:: MATERIAL SUPPLIED ::

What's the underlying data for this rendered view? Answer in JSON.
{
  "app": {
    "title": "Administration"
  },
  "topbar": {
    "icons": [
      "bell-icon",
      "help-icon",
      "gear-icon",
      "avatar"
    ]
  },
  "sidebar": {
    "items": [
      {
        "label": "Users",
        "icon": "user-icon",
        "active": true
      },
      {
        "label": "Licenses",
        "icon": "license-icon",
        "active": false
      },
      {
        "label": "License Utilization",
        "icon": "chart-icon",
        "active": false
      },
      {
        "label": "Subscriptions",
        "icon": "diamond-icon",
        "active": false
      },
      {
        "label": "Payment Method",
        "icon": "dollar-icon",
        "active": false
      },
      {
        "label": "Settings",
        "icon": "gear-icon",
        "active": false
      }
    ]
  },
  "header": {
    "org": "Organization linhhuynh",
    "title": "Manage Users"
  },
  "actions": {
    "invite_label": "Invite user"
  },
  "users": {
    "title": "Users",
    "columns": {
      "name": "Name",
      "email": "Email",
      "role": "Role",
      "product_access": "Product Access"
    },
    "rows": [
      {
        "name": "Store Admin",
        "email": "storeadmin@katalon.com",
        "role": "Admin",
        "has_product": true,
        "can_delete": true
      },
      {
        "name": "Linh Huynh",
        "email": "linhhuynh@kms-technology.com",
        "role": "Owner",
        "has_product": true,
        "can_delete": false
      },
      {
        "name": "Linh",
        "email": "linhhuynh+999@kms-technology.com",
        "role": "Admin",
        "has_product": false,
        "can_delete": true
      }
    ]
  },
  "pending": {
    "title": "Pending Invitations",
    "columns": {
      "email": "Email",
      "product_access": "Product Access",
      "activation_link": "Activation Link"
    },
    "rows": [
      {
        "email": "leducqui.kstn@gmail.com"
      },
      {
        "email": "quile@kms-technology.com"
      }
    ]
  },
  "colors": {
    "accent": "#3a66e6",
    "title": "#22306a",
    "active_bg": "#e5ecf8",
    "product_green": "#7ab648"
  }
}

:: WRITTEN PROBLEM ::
Every line that holds the string "name" should be returned.

:: EXERCISE SOLUTION ::
      "name": "Name",
        "name": "Store Admin",
        "name": "Linh Huynh",
        "name": "Linh",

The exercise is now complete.